begin Task inputs
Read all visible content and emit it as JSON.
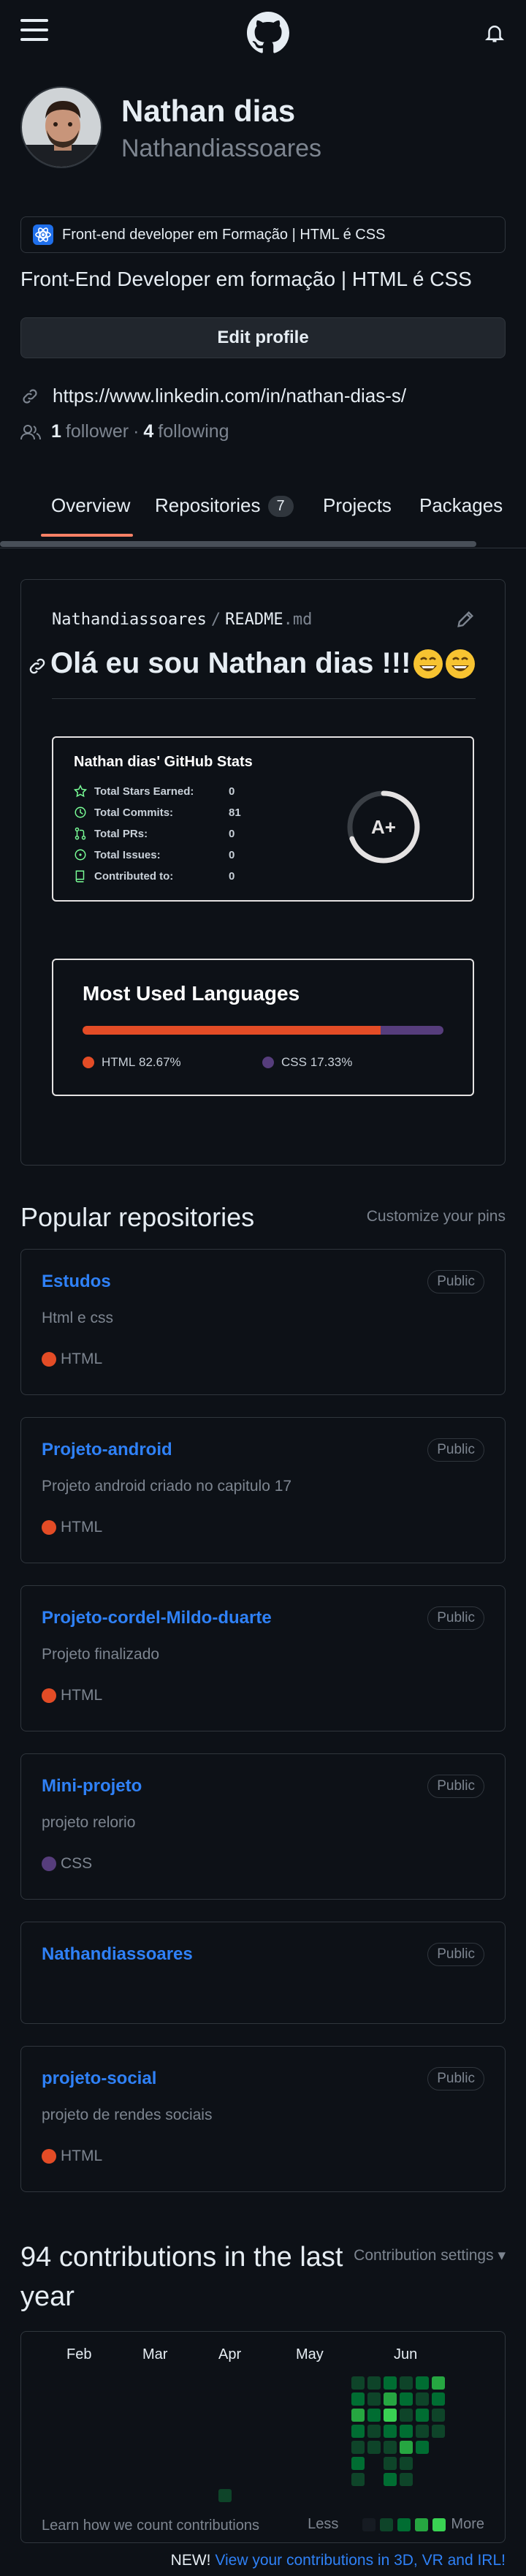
{
  "header": {
    "logo": "github-logo-icon",
    "menu_icon": "hamburger-icon",
    "notifications_icon": "bell-icon"
  },
  "profile": {
    "name": "Nathan dias",
    "username": "Nathandiassoares",
    "status": "Front-end developer em Formação | HTML é CSS",
    "bio": "Front-End Developer em formação | HTML é CSS",
    "edit_label": "Edit profile",
    "link": "https://www.linkedin.com/in/nathan-dias-s/",
    "followers_count": "1",
    "followers_label": "follower",
    "separator": "·",
    "following_count": "4",
    "following_label": "following"
  },
  "tabs": [
    {
      "label": "Overview",
      "active": true
    },
    {
      "label": "Repositories",
      "count": "7"
    },
    {
      "label": "Projects"
    },
    {
      "label": "Packages"
    }
  ],
  "readme": {
    "owner": "Nathandiassoares",
    "slash": "/",
    "file": "README",
    "ext": ".md",
    "heading": "Olá eu sou Nathan dias !!!",
    "stats": {
      "title": "Nathan dias' GitHub Stats",
      "rows": [
        {
          "label": "Total Stars Earned:",
          "value": "0",
          "icon": "star-icon"
        },
        {
          "label": "Total Commits:",
          "value": "81",
          "icon": "history-icon"
        },
        {
          "label": "Total PRs:",
          "value": "0",
          "icon": "pull-request-icon"
        },
        {
          "label": "Total Issues:",
          "value": "0",
          "icon": "issue-icon"
        },
        {
          "label": "Contributed to:",
          "value": "0",
          "icon": "repo-icon"
        }
      ],
      "grade": "A+"
    },
    "languages": {
      "title": "Most Used Languages",
      "items": [
        {
          "name": "HTML",
          "percent": "82.67%",
          "value": 82.67,
          "color": "#e34c26"
        },
        {
          "name": "CSS",
          "percent": "17.33%",
          "value": 17.33,
          "color": "#563d7c"
        }
      ]
    }
  },
  "popular": {
    "title": "Popular repositories",
    "customize": "Customize your pins",
    "repos": [
      {
        "name": "Estudos",
        "badge": "Public",
        "desc": "Html e css",
        "lang": "HTML",
        "lang_color": "#e34c26"
      },
      {
        "name": "Projeto-android",
        "badge": "Public",
        "desc": "Projeto android criado no capitulo 17",
        "lang": "HTML",
        "lang_color": "#e34c26"
      },
      {
        "name": "Projeto-cordel-Mildo-duarte",
        "badge": "Public",
        "desc": "Projeto finalizado",
        "lang": "HTML",
        "lang_color": "#e34c26"
      },
      {
        "name": "Mini-projeto",
        "badge": "Public",
        "desc": "projeto relorio",
        "lang": "CSS",
        "lang_color": "#563d7c"
      },
      {
        "name": "Nathandiassoares",
        "badge": "Public",
        "desc": "",
        "lang": "",
        "lang_color": ""
      },
      {
        "name": "projeto-social",
        "badge": "Public",
        "desc": "projeto de rendes sociais",
        "lang": "HTML",
        "lang_color": "#e34c26"
      }
    ]
  },
  "contributions": {
    "title": "94 contributions in the last year",
    "settings": "Contribution settings ▾",
    "months": [
      "Feb",
      "Mar",
      "Apr",
      "May",
      "Jun"
    ],
    "footer_link": "Learn how we count contributions",
    "less": "Less",
    "more": "More",
    "new_label": "NEW!",
    "new_link": "View your contributions in 3D, VR and IRL!",
    "legend_colors": [
      "#161b22",
      "#0e4429",
      "#006d32",
      "#26a641",
      "#39d353"
    ]
  }
}
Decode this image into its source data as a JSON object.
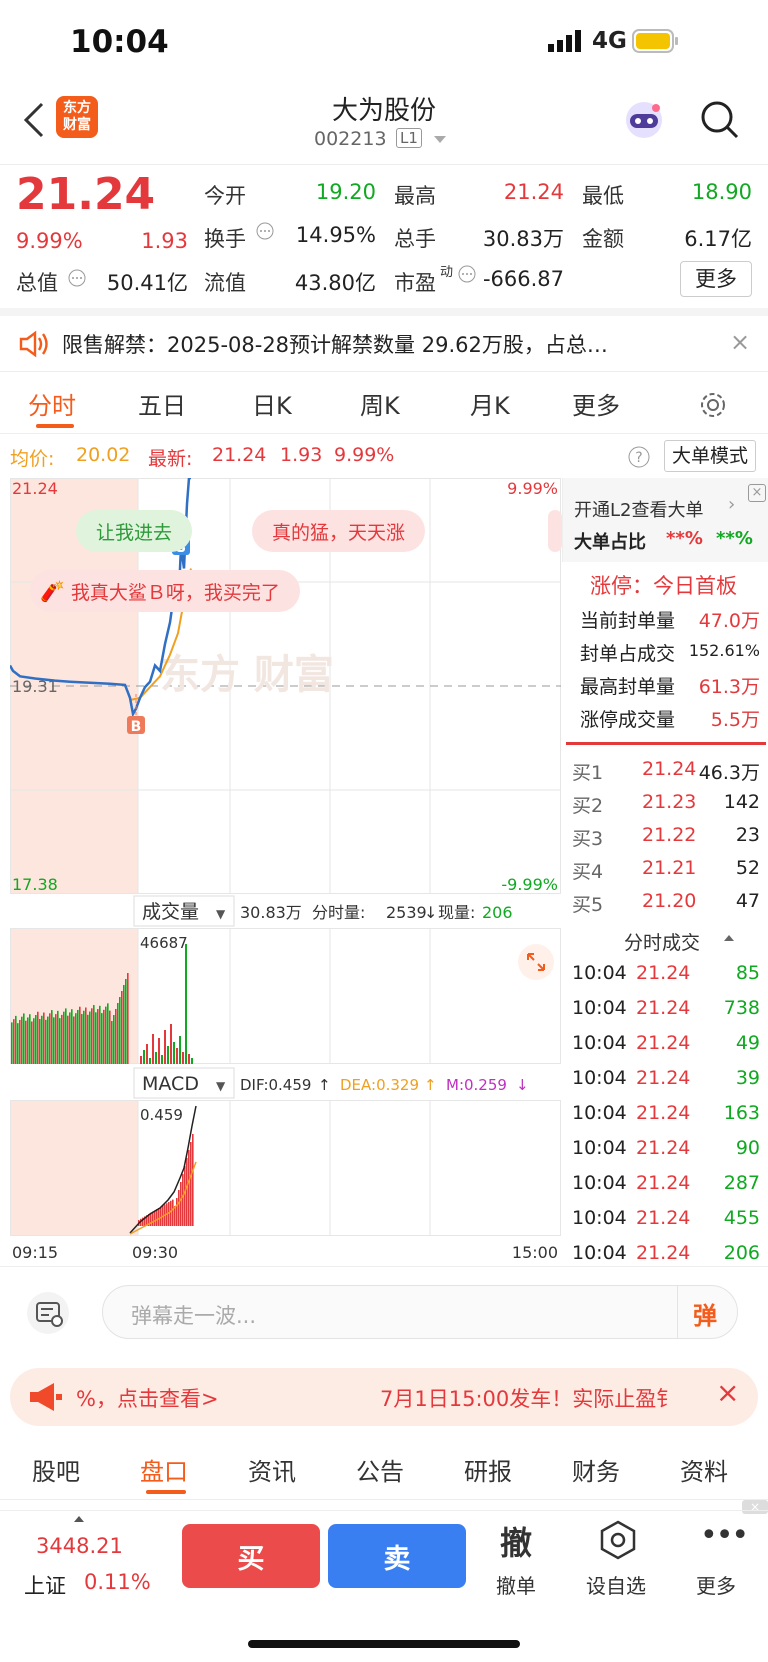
{
  "status": {
    "time": "10:04",
    "network": "4G"
  },
  "header": {
    "name": "大为股份",
    "code": "002213",
    "level": "L1",
    "logo": "东方\n财富"
  },
  "quote": {
    "price": "21.24",
    "pct": "9.99%",
    "chg": "1.93",
    "today_open_label": "今开",
    "today_open": "19.20",
    "high_label": "最高",
    "high": "21.24",
    "low_label": "最低",
    "low": "18.90",
    "turnover_label": "换手",
    "turnover": "14.95%",
    "vol_label": "总手",
    "vol": "30.83万",
    "amount_label": "金额",
    "amount": "6.17亿",
    "mktcap_label": "总值",
    "mktcap": "50.41亿",
    "float_label": "流值",
    "float": "43.80亿",
    "pe_label": "市盈",
    "pe_sup": "动",
    "pe": "-666.87",
    "more": "更多"
  },
  "notice": {
    "text": "限售解禁：2025-08-28预计解禁数量 29.62万股，占总…"
  },
  "chart_tabs": [
    "分时",
    "五日",
    "日K",
    "周K",
    "月K",
    "更多"
  ],
  "subbar": {
    "avg_label": "均价:",
    "avg": "20.02",
    "latest_label": "最新:",
    "latest": "21.24",
    "chg": "1.93",
    "pct": "9.99%",
    "mode": "大单模式"
  },
  "chart_data": {
    "type": "line",
    "y_top": "21.24",
    "y_mid": "19.31",
    "y_bottom": "17.38",
    "pct_top": "9.99%",
    "pct_bottom": "-9.99%",
    "x_start": "09:15",
    "x_mid": "09:30",
    "x_end": "15:00",
    "price_points": [
      [
        0,
        19.5
      ],
      [
        3,
        19.45
      ],
      [
        10,
        19.4
      ],
      [
        25,
        19.38
      ],
      [
        45,
        19.36
      ],
      [
        60,
        19.35
      ],
      [
        80,
        19.34
      ],
      [
        100,
        19.33
      ],
      [
        115,
        19.32
      ],
      [
        120,
        19.2
      ],
      [
        123,
        19.05
      ],
      [
        126,
        19.1
      ],
      [
        130,
        19.2
      ],
      [
        135,
        19.3
      ],
      [
        140,
        19.35
      ],
      [
        145,
        19.5
      ],
      [
        150,
        19.45
      ],
      [
        155,
        19.7
      ],
      [
        160,
        19.9
      ],
      [
        163,
        20.1
      ],
      [
        166,
        20.3
      ],
      [
        168,
        20.0
      ],
      [
        171,
        20.6
      ],
      [
        174,
        20.4
      ],
      [
        177,
        21.0
      ],
      [
        179,
        21.24
      ],
      [
        181,
        21.24
      ]
    ],
    "avg_points": [
      [
        120,
        19.18
      ],
      [
        130,
        19.2
      ],
      [
        140,
        19.3
      ],
      [
        150,
        19.4
      ],
      [
        160,
        19.6
      ],
      [
        168,
        19.8
      ],
      [
        172,
        20.0
      ],
      [
        178,
        20.3
      ],
      [
        181,
        20.4
      ]
    ],
    "volume": {
      "label": "成交量",
      "total": "30.83万",
      "fen_label": "分时量:",
      "fen": "2539",
      "now_label": "现量:",
      "now": "206",
      "max": "46687"
    },
    "macd": {
      "label": "MACD",
      "dif": "DIF:0.459",
      "dea": "DEA:0.329",
      "m": "M:0.259",
      "max": "0.459"
    }
  },
  "danmaku": [
    "让我进去",
    "真的猛，天天涨",
    "我真大鲨Ｂ呀，我买完了"
  ],
  "l2": {
    "title": "开通L2查看大单",
    "ratio_label": "大单占比",
    "r1": "**%",
    "r2": "**%"
  },
  "limit": {
    "title": "涨停：今日首板",
    "rows": [
      {
        "k": "当前封单量",
        "v": "47.0万"
      },
      {
        "k": "封单占成交",
        "v": "152.61%"
      },
      {
        "k": "最高封单量",
        "v": "61.3万"
      },
      {
        "k": "涨停成交量",
        "v": "5.5万"
      }
    ]
  },
  "orderbook": [
    {
      "k": "买1",
      "p": "21.24",
      "v": "46.3万"
    },
    {
      "k": "买2",
      "p": "21.23",
      "v": "142"
    },
    {
      "k": "买3",
      "p": "21.22",
      "v": "23"
    },
    {
      "k": "买4",
      "p": "21.21",
      "v": "52"
    },
    {
      "k": "买5",
      "p": "21.20",
      "v": "47"
    }
  ],
  "ticks_title": "分时成交",
  "ticks": [
    {
      "t": "10:04",
      "p": "21.24",
      "v": "85"
    },
    {
      "t": "10:04",
      "p": "21.24",
      "v": "738"
    },
    {
      "t": "10:04",
      "p": "21.24",
      "v": "49"
    },
    {
      "t": "10:04",
      "p": "21.24",
      "v": "39"
    },
    {
      "t": "10:04",
      "p": "21.24",
      "v": "163"
    },
    {
      "t": "10:04",
      "p": "21.24",
      "v": "90"
    },
    {
      "t": "10:04",
      "p": "21.24",
      "v": "287"
    },
    {
      "t": "10:04",
      "p": "21.24",
      "v": "455"
    },
    {
      "t": "10:04",
      "p": "21.24",
      "v": "206"
    }
  ],
  "comment": {
    "placeholder": "弹幕走一波...",
    "send": "弹"
  },
  "ad": {
    "left": "%，点击查看>",
    "right": "7月1日15:00发车！实际止盈钅"
  },
  "bottom_tabs": [
    "股吧",
    "盘口",
    "资讯",
    "公告",
    "研报",
    "财务",
    "资料"
  ],
  "dock": {
    "index_value": "3448.21",
    "index_name": "上证",
    "index_pct": "0.11%",
    "buy": "买",
    "sell": "卖",
    "cancel_icon": "撤",
    "cancel": "撤单",
    "watch": "设自选",
    "more": "更多"
  },
  "colors": {
    "up": "#e4393c",
    "down": "#11a822",
    "accent": "#f35c1b"
  }
}
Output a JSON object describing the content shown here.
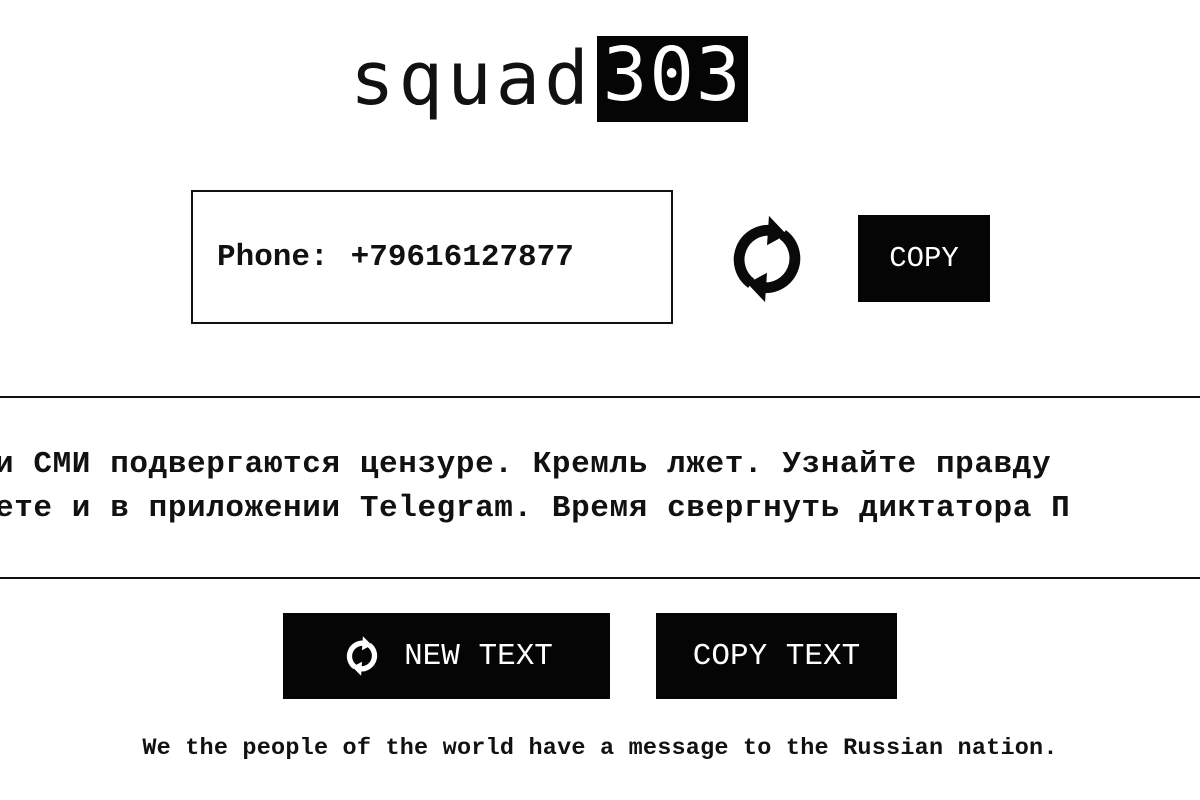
{
  "logo": {
    "word": "squad",
    "number": "303"
  },
  "phone": {
    "label": "Phone:",
    "value": "+79616127877"
  },
  "refresh_icon": "refresh-icon",
  "copy_button": {
    "label": "COPY"
  },
  "message": {
    "line_1": "и СМИ подвергаются цензуре. Кремль лжет. Узнайте правду",
    "line_2": "ете и в приложении Telegram. Время свергнуть диктатора П"
  },
  "actions": {
    "new_text_label": "NEW TEXT",
    "copy_text_label": "COPY TEXT"
  },
  "footer": {
    "text": "We the people of the world have a message to the Russian nation."
  },
  "colors": {
    "background": "#ffffff",
    "ink": "#111111",
    "button": "#050505",
    "button_text": "#ffffff"
  }
}
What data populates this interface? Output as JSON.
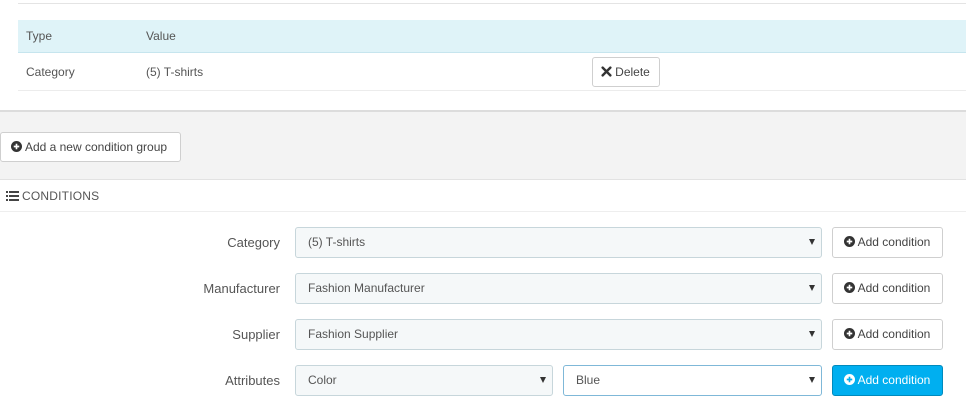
end Task inputs
— Your objective —
Identify and extract each line of the listing that contains "logo".

— Result of the exercise —
    "logo": "github-logo-icon",
    "logo": "东方\n财富"
  "logo": {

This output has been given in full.